▼▼▼

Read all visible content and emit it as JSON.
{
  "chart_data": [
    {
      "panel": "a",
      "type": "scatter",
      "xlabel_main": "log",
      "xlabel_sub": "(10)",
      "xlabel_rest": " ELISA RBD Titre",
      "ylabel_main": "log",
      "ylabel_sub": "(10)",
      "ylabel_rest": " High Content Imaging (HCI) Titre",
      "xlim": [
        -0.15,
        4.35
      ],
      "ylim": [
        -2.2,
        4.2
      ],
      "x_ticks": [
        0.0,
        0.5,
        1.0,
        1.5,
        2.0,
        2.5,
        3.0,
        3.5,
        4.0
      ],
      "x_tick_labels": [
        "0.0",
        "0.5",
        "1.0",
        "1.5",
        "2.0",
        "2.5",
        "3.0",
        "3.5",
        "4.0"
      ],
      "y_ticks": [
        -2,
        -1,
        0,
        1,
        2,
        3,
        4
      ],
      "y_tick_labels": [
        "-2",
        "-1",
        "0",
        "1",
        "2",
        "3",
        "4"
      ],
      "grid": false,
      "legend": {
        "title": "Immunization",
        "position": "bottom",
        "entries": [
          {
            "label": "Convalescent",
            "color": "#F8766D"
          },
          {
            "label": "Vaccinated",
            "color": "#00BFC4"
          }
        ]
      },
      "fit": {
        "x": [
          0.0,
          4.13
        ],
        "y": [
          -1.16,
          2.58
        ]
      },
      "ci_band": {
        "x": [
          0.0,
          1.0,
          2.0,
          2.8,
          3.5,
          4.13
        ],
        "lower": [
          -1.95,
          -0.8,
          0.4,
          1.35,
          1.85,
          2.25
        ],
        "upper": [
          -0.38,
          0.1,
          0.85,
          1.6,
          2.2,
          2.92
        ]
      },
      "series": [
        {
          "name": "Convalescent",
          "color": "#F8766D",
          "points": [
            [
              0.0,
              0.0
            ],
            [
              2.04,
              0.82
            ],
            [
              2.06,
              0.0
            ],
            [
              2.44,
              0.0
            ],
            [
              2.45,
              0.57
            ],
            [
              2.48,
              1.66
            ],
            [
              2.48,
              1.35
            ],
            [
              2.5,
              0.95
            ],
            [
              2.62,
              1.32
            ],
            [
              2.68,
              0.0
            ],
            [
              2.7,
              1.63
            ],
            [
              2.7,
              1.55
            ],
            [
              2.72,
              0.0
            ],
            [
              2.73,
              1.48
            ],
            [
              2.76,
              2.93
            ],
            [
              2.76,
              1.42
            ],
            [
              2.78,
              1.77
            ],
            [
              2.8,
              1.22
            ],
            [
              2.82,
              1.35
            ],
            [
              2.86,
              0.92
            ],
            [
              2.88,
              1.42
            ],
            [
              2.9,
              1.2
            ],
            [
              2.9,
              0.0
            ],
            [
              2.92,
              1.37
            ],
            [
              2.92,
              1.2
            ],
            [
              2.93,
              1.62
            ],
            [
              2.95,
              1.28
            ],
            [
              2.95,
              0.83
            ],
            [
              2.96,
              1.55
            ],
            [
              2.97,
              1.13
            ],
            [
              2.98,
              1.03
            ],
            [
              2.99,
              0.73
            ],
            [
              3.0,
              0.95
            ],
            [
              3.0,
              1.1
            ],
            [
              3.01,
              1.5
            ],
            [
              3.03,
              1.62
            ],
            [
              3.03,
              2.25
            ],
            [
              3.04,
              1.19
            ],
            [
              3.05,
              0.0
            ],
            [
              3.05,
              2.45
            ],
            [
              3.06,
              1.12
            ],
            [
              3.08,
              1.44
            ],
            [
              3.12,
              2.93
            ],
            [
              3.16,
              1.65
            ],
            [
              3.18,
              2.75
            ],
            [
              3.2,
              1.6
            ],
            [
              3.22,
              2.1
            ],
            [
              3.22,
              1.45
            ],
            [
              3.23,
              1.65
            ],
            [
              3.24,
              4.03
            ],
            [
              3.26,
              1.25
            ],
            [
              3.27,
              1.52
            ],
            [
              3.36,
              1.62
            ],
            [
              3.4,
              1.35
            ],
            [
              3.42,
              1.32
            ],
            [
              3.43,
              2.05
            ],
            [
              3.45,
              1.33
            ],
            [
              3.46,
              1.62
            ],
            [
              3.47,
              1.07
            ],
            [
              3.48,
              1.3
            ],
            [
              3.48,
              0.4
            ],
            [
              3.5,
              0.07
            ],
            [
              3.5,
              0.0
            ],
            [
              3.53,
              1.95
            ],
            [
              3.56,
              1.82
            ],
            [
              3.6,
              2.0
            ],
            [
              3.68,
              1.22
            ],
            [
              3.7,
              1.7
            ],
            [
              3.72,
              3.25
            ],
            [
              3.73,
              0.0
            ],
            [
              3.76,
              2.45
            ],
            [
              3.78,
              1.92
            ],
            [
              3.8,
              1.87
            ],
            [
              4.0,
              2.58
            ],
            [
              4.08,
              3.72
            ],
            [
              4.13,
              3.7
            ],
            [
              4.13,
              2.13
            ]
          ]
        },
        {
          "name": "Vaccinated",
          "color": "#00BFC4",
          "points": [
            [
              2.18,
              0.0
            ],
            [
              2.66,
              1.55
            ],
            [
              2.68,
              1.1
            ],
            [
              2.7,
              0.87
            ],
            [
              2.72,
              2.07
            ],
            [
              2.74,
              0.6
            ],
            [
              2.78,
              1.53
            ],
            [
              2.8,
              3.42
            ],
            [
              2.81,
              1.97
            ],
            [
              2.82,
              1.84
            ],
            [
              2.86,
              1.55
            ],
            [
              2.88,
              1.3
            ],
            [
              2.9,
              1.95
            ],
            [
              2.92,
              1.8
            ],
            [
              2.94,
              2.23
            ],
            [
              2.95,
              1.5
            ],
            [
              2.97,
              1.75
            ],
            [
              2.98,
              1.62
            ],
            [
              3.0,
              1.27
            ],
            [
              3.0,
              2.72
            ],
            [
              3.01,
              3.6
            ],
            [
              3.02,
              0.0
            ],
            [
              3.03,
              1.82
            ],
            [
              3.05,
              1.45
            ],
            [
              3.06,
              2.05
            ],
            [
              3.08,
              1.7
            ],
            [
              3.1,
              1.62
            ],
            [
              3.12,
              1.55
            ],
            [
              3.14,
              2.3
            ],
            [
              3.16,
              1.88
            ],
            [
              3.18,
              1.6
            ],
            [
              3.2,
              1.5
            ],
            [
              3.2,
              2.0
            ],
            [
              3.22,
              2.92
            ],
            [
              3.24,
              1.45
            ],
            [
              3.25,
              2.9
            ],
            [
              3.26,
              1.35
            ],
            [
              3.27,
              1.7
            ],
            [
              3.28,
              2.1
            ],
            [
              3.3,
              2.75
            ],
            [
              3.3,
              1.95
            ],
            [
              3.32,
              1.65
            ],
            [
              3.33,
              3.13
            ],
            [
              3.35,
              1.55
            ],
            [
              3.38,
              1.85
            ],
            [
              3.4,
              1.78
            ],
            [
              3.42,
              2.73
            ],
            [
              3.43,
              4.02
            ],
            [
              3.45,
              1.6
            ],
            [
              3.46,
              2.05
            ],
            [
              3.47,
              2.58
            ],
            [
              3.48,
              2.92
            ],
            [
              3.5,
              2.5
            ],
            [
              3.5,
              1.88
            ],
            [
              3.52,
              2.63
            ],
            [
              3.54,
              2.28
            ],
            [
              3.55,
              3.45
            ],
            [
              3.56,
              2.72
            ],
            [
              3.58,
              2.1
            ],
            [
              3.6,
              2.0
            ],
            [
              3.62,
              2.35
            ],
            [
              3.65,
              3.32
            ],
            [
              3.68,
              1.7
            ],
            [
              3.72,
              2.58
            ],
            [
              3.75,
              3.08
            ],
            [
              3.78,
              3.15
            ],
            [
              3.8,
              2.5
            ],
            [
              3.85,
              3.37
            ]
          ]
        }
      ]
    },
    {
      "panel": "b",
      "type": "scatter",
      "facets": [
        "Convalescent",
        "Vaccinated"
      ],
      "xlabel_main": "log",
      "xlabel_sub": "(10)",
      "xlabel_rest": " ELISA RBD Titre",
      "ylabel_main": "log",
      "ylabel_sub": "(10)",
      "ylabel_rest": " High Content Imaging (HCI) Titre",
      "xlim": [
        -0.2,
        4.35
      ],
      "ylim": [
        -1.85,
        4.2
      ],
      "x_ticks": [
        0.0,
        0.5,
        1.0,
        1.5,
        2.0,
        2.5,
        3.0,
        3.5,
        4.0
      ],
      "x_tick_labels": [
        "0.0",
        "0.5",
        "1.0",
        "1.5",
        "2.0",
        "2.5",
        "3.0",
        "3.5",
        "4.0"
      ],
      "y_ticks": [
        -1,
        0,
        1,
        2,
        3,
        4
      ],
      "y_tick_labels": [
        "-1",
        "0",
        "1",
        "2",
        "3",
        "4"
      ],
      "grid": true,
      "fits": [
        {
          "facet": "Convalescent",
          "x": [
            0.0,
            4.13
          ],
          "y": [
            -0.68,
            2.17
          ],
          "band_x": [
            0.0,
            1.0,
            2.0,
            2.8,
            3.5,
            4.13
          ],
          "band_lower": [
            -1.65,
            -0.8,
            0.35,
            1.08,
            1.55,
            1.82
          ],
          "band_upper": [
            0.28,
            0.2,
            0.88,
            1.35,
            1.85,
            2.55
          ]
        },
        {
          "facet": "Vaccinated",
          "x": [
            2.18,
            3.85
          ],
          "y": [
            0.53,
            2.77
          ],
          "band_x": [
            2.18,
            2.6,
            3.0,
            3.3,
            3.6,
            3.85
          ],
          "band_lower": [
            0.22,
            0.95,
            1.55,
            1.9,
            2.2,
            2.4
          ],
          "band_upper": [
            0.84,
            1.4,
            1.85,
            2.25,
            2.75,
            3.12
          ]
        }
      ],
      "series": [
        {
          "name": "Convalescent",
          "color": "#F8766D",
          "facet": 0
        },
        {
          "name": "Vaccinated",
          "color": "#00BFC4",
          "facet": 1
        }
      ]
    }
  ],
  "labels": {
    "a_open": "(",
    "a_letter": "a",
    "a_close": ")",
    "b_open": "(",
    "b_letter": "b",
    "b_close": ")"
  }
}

▲▲▲

▸ **Challenge**
From the material above, copy each line that includes the word "Convalescent".

▸ **Solution to the problem**
            "label": "Convalescent",
          "name": "Convalescent",
        "Convalescent",
          "facet": "Convalescent",
          "name": "Convalescent",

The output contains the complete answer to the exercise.